(Required task) Your answer should be a single number: the count of lines containing the string "rgba".

***** Data rows *****

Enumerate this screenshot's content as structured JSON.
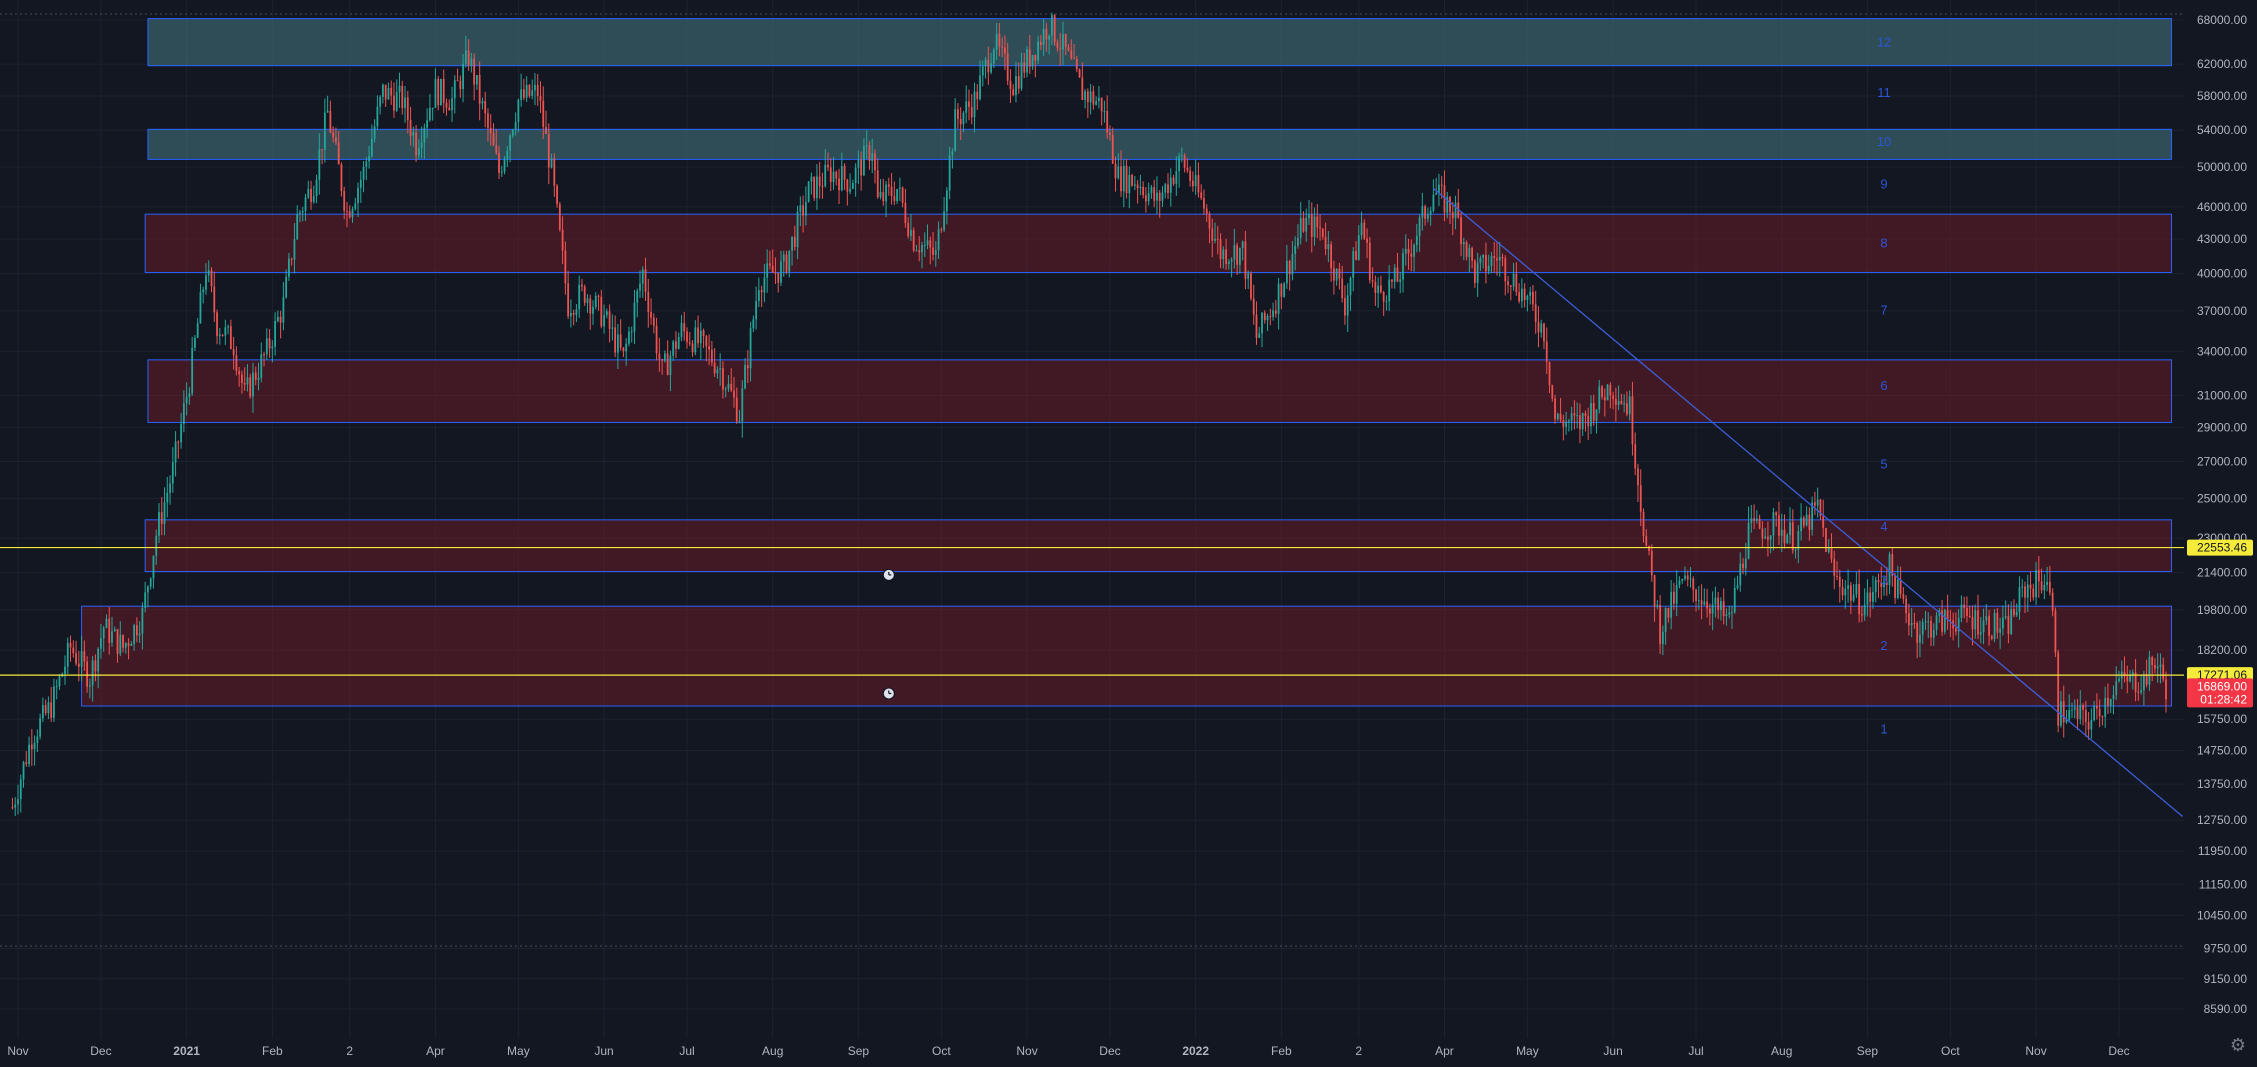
{
  "colors": {
    "background": "#131722",
    "grid": "#1e2230",
    "axis_text": "#b2b5be",
    "up": "#26a69a",
    "down": "#ef5350",
    "zone_red_fill": "rgba(120,28,40,0.45)",
    "zone_teal_fill": "rgba(56,96,106,0.75)",
    "zone_border": "#2962ff",
    "trendline": "#3d5ed8",
    "hline": "#f5eb3b",
    "zone_number": "#2d55d8",
    "price_badge_yellow": "#f5eb3b",
    "price_badge_red": "#f23645"
  },
  "chart_data": {
    "type": "candlestick",
    "title": "",
    "y_scale": "log",
    "ylim": [
      8100,
      68600
    ],
    "y_ticks": [
      "68000.00",
      "62000.00",
      "58000.00",
      "54000.00",
      "50000.00",
      "46000.00",
      "43000.00",
      "40000.00",
      "37000.00",
      "34000.00",
      "31000.00",
      "29000.00",
      "27000.00",
      "25000.00",
      "23000.00",
      "21400.00",
      "19800.00",
      "18200.00",
      "15750.00",
      "14750.00",
      "13750.00",
      "12750.00",
      "11950.00",
      "11150.00",
      "10450.00",
      "9750.00",
      "9150.00",
      "8590.00"
    ],
    "x_range": [
      "2020-11-01",
      "2022-12-20"
    ],
    "x_ticks": [
      {
        "label": "Nov",
        "date": "2020-11-01"
      },
      {
        "label": "Dec",
        "date": "2020-12-01"
      },
      {
        "label": "2021",
        "date": "2021-01-01"
      },
      {
        "label": "Feb",
        "date": "2021-02-01"
      },
      {
        "label": "2",
        "date": "2021-03-01"
      },
      {
        "label": "Apr",
        "date": "2021-04-01"
      },
      {
        "label": "May",
        "date": "2021-05-01"
      },
      {
        "label": "Jun",
        "date": "2021-06-01"
      },
      {
        "label": "Jul",
        "date": "2021-07-01"
      },
      {
        "label": "Aug",
        "date": "2021-08-01"
      },
      {
        "label": "Sep",
        "date": "2021-09-01"
      },
      {
        "label": "Oct",
        "date": "2021-10-01"
      },
      {
        "label": "Nov",
        "date": "2021-11-01"
      },
      {
        "label": "Dec",
        "date": "2021-12-01"
      },
      {
        "label": "2022",
        "date": "2022-01-01"
      },
      {
        "label": "Feb",
        "date": "2022-02-01"
      },
      {
        "label": "2",
        "date": "2022-03-01"
      },
      {
        "label": "Apr",
        "date": "2022-04-01"
      },
      {
        "label": "May",
        "date": "2022-05-01"
      },
      {
        "label": "Jun",
        "date": "2022-06-01"
      },
      {
        "label": "Jul",
        "date": "2022-07-01"
      },
      {
        "label": "Aug",
        "date": "2022-08-01"
      },
      {
        "label": "Sep",
        "date": "2022-09-01"
      },
      {
        "label": "Oct",
        "date": "2022-10-01"
      },
      {
        "label": "Nov",
        "date": "2022-11-01"
      },
      {
        "label": "Dec",
        "date": "2022-12-01"
      }
    ],
    "price_path": [
      [
        "2020-10-30",
        13100
      ],
      [
        "2020-11-06",
        15200
      ],
      [
        "2020-11-13",
        16200
      ],
      [
        "2020-11-20",
        18300
      ],
      [
        "2020-11-27",
        17200
      ],
      [
        "2020-12-02",
        19100
      ],
      [
        "2020-12-09",
        18300
      ],
      [
        "2020-12-16",
        19600
      ],
      [
        "2020-12-21",
        23200
      ],
      [
        "2020-12-27",
        26500
      ],
      [
        "2021-01-02",
        32000
      ],
      [
        "2021-01-08",
        40500
      ],
      [
        "2021-01-12",
        36000
      ],
      [
        "2021-01-18",
        34500
      ],
      [
        "2021-01-22",
        31000
      ],
      [
        "2021-01-30",
        34000
      ],
      [
        "2021-02-05",
        37500
      ],
      [
        "2021-02-10",
        45000
      ],
      [
        "2021-02-16",
        48500
      ],
      [
        "2021-02-21",
        56000
      ],
      [
        "2021-02-28",
        45500
      ],
      [
        "2021-03-06",
        49500
      ],
      [
        "2021-03-13",
        58500
      ],
      [
        "2021-03-20",
        57500
      ],
      [
        "2021-03-25",
        52500
      ],
      [
        "2021-04-01",
        58800
      ],
      [
        "2021-04-07",
        57500
      ],
      [
        "2021-04-13",
        63000
      ],
      [
        "2021-04-18",
        56500
      ],
      [
        "2021-04-24",
        49500
      ],
      [
        "2021-05-01",
        57500
      ],
      [
        "2021-05-08",
        58500
      ],
      [
        "2021-05-13",
        49500
      ],
      [
        "2021-05-19",
        37500
      ],
      [
        "2021-05-25",
        38500
      ],
      [
        "2021-06-01",
        36500
      ],
      [
        "2021-06-08",
        33500
      ],
      [
        "2021-06-15",
        40200
      ],
      [
        "2021-06-22",
        32500
      ],
      [
        "2021-06-29",
        35500
      ],
      [
        "2021-07-06",
        34500
      ],
      [
        "2021-07-13",
        32800
      ],
      [
        "2021-07-20",
        29800
      ],
      [
        "2021-07-27",
        39500
      ],
      [
        "2021-08-05",
        40500
      ],
      [
        "2021-08-14",
        47500
      ],
      [
        "2021-08-22",
        49500
      ],
      [
        "2021-08-29",
        48500
      ],
      [
        "2021-09-06",
        52200
      ],
      [
        "2021-09-08",
        46500
      ],
      [
        "2021-09-15",
        47800
      ],
      [
        "2021-09-21",
        43000
      ],
      [
        "2021-09-29",
        41500
      ],
      [
        "2021-10-06",
        55000
      ],
      [
        "2021-10-13",
        57500
      ],
      [
        "2021-10-20",
        65000
      ],
      [
        "2021-10-27",
        59500
      ],
      [
        "2021-11-02",
        63000
      ],
      [
        "2021-11-09",
        67500
      ],
      [
        "2021-11-15",
        63500
      ],
      [
        "2021-11-21",
        58500
      ],
      [
        "2021-11-28",
        57000
      ],
      [
        "2021-12-04",
        49000
      ],
      [
        "2021-12-11",
        48500
      ],
      [
        "2021-12-18",
        46500
      ],
      [
        "2021-12-27",
        50800
      ],
      [
        "2022-01-04",
        46000
      ],
      [
        "2022-01-10",
        41800
      ],
      [
        "2022-01-18",
        42000
      ],
      [
        "2022-01-23",
        35000
      ],
      [
        "2022-01-30",
        37900
      ],
      [
        "2022-02-09",
        44500
      ],
      [
        "2022-02-16",
        43800
      ],
      [
        "2022-02-24",
        37500
      ],
      [
        "2022-03-02",
        44500
      ],
      [
        "2022-03-07",
        38200
      ],
      [
        "2022-03-15",
        39500
      ],
      [
        "2022-03-28",
        47500
      ],
      [
        "2022-04-05",
        45500
      ],
      [
        "2022-04-12",
        40000
      ],
      [
        "2022-04-20",
        41500
      ],
      [
        "2022-04-30",
        38200
      ],
      [
        "2022-05-07",
        35500
      ],
      [
        "2022-05-11",
        29500
      ],
      [
        "2022-05-20",
        29200
      ],
      [
        "2022-05-31",
        31700
      ],
      [
        "2022-06-07",
        30200
      ],
      [
        "2022-06-13",
        22500
      ],
      [
        "2022-06-18",
        19000
      ],
      [
        "2022-06-26",
        21000
      ],
      [
        "2022-07-05",
        20200
      ],
      [
        "2022-07-13",
        19300
      ],
      [
        "2022-07-20",
        23300
      ],
      [
        "2022-07-30",
        23700
      ],
      [
        "2022-08-06",
        23000
      ],
      [
        "2022-08-14",
        24500
      ],
      [
        "2022-08-20",
        21200
      ],
      [
        "2022-08-31",
        20000
      ],
      [
        "2022-09-09",
        21600
      ],
      [
        "2022-09-13",
        20200
      ],
      [
        "2022-09-19",
        19000
      ],
      [
        "2022-09-30",
        19400
      ],
      [
        "2022-10-08",
        19500
      ],
      [
        "2022-10-21",
        19000
      ],
      [
        "2022-10-28",
        20700
      ],
      [
        "2022-11-05",
        21200
      ],
      [
        "2022-11-08",
        18500
      ],
      [
        "2022-11-09",
        16000
      ],
      [
        "2022-11-21",
        15700
      ],
      [
        "2022-11-30",
        17000
      ],
      [
        "2022-12-10",
        17100
      ],
      [
        "2022-12-14",
        17800
      ],
      [
        "2022-12-18",
        16869
      ]
    ],
    "zones": [
      {
        "number": "1",
        "number_price": 15450,
        "low": 16190,
        "high": 19950,
        "x_start": "2020-11-24",
        "x_end": "2022-12-20",
        "fill": "red"
      },
      {
        "number": "2",
        "number_price": 18400,
        "low": null,
        "high": null,
        "x_start": null,
        "x_end": null,
        "fill": "none"
      },
      {
        "number": "3",
        "number_price": 21100,
        "low": 21450,
        "high": 23900,
        "x_start": "2020-12-17",
        "x_end": "2022-12-20",
        "fill": "red"
      },
      {
        "number": "4",
        "number_price": 23600,
        "low": null,
        "high": null,
        "x_start": null,
        "x_end": null,
        "fill": "none"
      },
      {
        "number": "5",
        "number_price": 26900,
        "low": null,
        "high": null,
        "x_start": null,
        "x_end": null,
        "fill": "none"
      },
      {
        "number": "6",
        "number_price": 31700,
        "low": 29300,
        "high": 33400,
        "x_start": "2020-12-18",
        "x_end": "2022-12-20",
        "fill": "red"
      },
      {
        "number": "7",
        "number_price": 37100,
        "low": null,
        "high": null,
        "x_start": null,
        "x_end": null,
        "fill": "none"
      },
      {
        "number": "8",
        "number_price": 42700,
        "low": 40100,
        "high": 45300,
        "x_start": "2020-12-17",
        "x_end": "2022-12-20",
        "fill": "red"
      },
      {
        "number": "9",
        "number_price": 48300,
        "low": null,
        "high": null,
        "x_start": null,
        "x_end": null,
        "fill": "none"
      },
      {
        "number": "10",
        "number_price": 52800,
        "low": 50800,
        "high": 54100,
        "x_start": "2020-12-18",
        "x_end": "2022-12-20",
        "fill": "teal"
      },
      {
        "number": "11",
        "number_price": 58500,
        "low": null,
        "high": null,
        "x_start": null,
        "x_end": null,
        "fill": "none"
      },
      {
        "number": "12",
        "number_price": 65000,
        "low": 61800,
        "high": 68200,
        "x_start": "2020-12-18",
        "x_end": "2022-12-20",
        "fill": "teal"
      }
    ],
    "trendline": {
      "start": [
        "2022-03-28",
        47800
      ],
      "end": [
        "2022-12-24",
        12850
      ]
    },
    "horizontal_lines": [
      {
        "price": 22553.46,
        "label": "22553.46"
      },
      {
        "price": 17271.06,
        "label": "17271.06"
      }
    ],
    "alerts": [
      {
        "date": "2021-09-12",
        "price": 21300
      },
      {
        "date": "2021-09-12",
        "price": 16620
      }
    ],
    "last_price": {
      "price": 16869.0,
      "label": "16869.00",
      "countdown": "01:28:42"
    }
  }
}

*****

(Finished answer) 2